[Records from a dataset]
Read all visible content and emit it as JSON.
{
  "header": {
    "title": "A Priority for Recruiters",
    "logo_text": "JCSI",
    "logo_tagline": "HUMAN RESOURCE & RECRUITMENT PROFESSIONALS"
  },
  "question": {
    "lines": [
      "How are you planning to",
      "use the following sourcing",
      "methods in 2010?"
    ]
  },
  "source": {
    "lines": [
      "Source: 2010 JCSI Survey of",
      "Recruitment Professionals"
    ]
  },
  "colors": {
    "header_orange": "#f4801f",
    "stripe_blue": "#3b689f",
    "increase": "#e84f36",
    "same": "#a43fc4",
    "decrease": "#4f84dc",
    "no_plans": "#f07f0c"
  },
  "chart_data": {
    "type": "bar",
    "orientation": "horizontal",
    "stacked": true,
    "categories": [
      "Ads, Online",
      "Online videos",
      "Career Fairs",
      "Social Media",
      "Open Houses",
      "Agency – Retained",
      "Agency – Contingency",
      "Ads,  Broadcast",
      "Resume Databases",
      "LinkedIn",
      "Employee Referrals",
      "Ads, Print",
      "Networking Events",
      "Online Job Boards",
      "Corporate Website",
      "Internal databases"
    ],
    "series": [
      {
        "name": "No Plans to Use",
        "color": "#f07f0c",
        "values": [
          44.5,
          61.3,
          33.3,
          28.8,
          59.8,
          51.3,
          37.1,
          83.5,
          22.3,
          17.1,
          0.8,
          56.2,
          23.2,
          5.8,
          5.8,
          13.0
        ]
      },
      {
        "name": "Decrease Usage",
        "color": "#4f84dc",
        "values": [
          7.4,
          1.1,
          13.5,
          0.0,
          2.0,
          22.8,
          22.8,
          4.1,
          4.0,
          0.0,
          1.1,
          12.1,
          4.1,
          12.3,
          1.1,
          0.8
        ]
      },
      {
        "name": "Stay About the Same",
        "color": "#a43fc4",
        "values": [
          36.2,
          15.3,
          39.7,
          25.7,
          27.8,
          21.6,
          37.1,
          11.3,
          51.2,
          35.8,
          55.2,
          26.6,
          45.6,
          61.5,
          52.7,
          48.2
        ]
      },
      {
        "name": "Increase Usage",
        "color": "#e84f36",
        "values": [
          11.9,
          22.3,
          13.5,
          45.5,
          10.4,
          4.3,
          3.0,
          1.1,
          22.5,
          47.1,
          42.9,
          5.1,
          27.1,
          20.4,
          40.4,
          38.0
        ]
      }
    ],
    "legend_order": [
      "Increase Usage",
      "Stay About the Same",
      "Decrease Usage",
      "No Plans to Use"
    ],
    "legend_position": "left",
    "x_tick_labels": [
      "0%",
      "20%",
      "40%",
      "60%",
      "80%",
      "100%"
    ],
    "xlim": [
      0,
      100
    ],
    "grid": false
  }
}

● TO BE DONE:
The word "About" may turn up on some lines of these records; say how many, with no other words.

● EXERCISE RESULT:
2